### Given request
Reproduce the records verbatim, from their first line through the line containing "data-point[interactable] [674, 580, 680, 586]", both ends included.

═════ Records provided ═════

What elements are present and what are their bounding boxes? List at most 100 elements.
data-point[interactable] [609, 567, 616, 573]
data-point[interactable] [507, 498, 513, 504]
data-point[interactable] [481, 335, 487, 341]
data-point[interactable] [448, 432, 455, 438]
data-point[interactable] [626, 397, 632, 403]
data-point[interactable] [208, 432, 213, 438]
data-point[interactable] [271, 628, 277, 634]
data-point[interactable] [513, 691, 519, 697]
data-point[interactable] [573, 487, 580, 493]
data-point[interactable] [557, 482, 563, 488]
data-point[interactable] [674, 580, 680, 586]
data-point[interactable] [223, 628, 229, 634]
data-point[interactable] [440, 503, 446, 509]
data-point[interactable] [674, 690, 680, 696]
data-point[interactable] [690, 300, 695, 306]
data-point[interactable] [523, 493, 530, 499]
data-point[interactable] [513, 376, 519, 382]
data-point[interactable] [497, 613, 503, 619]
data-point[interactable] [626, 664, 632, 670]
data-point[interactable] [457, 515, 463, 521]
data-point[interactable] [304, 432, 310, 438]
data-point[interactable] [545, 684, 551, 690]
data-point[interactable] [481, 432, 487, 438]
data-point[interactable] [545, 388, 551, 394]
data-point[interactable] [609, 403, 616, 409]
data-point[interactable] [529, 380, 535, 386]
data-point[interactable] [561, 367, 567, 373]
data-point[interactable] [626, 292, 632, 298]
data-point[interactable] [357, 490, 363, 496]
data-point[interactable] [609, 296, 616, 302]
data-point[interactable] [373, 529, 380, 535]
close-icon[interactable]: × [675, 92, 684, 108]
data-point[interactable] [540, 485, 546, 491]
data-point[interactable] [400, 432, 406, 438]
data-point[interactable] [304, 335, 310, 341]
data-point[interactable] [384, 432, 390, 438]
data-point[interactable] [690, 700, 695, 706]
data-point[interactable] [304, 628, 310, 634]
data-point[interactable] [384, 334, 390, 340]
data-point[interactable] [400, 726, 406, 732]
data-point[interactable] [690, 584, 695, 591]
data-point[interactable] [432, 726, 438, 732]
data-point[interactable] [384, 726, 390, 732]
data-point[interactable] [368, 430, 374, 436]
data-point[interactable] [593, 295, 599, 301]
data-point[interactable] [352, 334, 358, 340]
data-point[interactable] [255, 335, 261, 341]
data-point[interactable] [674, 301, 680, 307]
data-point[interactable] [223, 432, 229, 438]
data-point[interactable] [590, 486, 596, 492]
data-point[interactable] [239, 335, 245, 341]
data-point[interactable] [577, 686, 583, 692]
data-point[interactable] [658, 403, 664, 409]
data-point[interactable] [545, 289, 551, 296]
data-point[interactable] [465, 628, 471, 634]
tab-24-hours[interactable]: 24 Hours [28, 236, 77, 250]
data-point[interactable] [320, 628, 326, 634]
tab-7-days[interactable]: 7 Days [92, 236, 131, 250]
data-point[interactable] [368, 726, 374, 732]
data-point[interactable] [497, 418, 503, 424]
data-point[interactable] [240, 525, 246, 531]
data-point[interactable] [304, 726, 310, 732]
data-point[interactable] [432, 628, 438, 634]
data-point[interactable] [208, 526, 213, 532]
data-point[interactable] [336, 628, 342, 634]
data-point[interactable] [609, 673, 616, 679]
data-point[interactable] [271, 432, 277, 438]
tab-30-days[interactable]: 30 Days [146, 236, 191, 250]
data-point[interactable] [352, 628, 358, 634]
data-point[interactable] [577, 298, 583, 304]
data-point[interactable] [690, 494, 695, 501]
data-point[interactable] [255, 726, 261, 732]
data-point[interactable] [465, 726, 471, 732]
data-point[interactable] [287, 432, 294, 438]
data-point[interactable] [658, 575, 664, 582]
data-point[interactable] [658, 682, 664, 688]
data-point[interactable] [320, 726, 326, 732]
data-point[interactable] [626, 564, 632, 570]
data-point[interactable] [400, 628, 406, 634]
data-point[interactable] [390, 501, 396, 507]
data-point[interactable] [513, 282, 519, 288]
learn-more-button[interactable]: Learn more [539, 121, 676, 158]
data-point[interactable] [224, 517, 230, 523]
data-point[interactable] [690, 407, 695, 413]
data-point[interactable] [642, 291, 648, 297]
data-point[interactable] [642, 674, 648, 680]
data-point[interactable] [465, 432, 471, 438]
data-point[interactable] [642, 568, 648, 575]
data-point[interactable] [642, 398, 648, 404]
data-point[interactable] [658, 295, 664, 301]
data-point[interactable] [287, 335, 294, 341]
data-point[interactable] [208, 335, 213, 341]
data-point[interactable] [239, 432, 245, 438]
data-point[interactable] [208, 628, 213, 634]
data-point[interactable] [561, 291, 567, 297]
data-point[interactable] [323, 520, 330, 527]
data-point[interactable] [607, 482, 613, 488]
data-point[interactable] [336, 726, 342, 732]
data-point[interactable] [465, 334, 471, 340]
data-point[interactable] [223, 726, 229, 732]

═════

### Result for this exercise
What elements are present and what are their bounding boxes? List at most 100 elements.
data-point[interactable] [609, 567, 616, 573]
data-point[interactable] [507, 498, 513, 504]
data-point[interactable] [481, 335, 487, 341]
data-point[interactable] [448, 432, 455, 438]
data-point[interactable] [626, 397, 632, 403]
data-point[interactable] [208, 432, 213, 438]
data-point[interactable] [271, 628, 277, 634]
data-point[interactable] [513, 691, 519, 697]
data-point[interactable] [573, 487, 580, 493]
data-point[interactable] [557, 482, 563, 488]
data-point[interactable] [674, 580, 680, 586]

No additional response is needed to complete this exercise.